→ Exercise objective:
Restate the entire listing word for word.

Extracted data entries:
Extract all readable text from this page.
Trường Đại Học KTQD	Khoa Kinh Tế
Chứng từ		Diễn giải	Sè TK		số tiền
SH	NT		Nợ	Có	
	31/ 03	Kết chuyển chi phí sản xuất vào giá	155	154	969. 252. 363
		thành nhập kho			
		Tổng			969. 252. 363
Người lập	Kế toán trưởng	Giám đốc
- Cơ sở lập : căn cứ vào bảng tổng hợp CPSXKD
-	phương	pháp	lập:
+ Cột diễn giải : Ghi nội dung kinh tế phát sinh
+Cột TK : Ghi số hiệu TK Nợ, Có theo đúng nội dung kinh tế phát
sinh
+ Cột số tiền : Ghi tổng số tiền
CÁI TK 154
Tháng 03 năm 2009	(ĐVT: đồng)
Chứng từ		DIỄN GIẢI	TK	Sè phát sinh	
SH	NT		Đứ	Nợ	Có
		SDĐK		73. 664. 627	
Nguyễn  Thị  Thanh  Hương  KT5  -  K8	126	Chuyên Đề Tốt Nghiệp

→ Response to the exercise:
Extract all readable text from this page.
Trường Đại Học KTQD	Khoa Kinh Tế
Chứng từ		Diễn giải	Sè TK		số tiền
SH	NT		Nợ	Có	
	31/ 03	Kết chuyển chi phí sản xuất vào giá	155	154	969. 252. 363
		thành nhập kho			
		Tổng			969. 252. 363
Người lập	Kế toán trưởng	Giám đốc
- Cơ sở lập : căn cứ vào bảng tổng hợp CPSXKD
-	phương	pháp	lập:
+ Cột diễn giải : Ghi nội dung kinh tế phát sinh
+Cột TK : Ghi số hiệu TK Nợ, Có theo đúng nội dung kinh tế phát
sinh
+ Cột số tiền : Ghi tổng số tiền
CÁI TK 154
Tháng 03 năm 2009	(ĐVT: đồng)
Chứng từ		DIỄN GIẢI	TK	Sè phát sinh	
SH	NT		Đứ	Nợ	Có
		SDĐK		73. 664. 627	
Nguyễn  Thị  Thanh  Hương  KT5  -  K8	126	Chuyên Đề Tốt Nghiệp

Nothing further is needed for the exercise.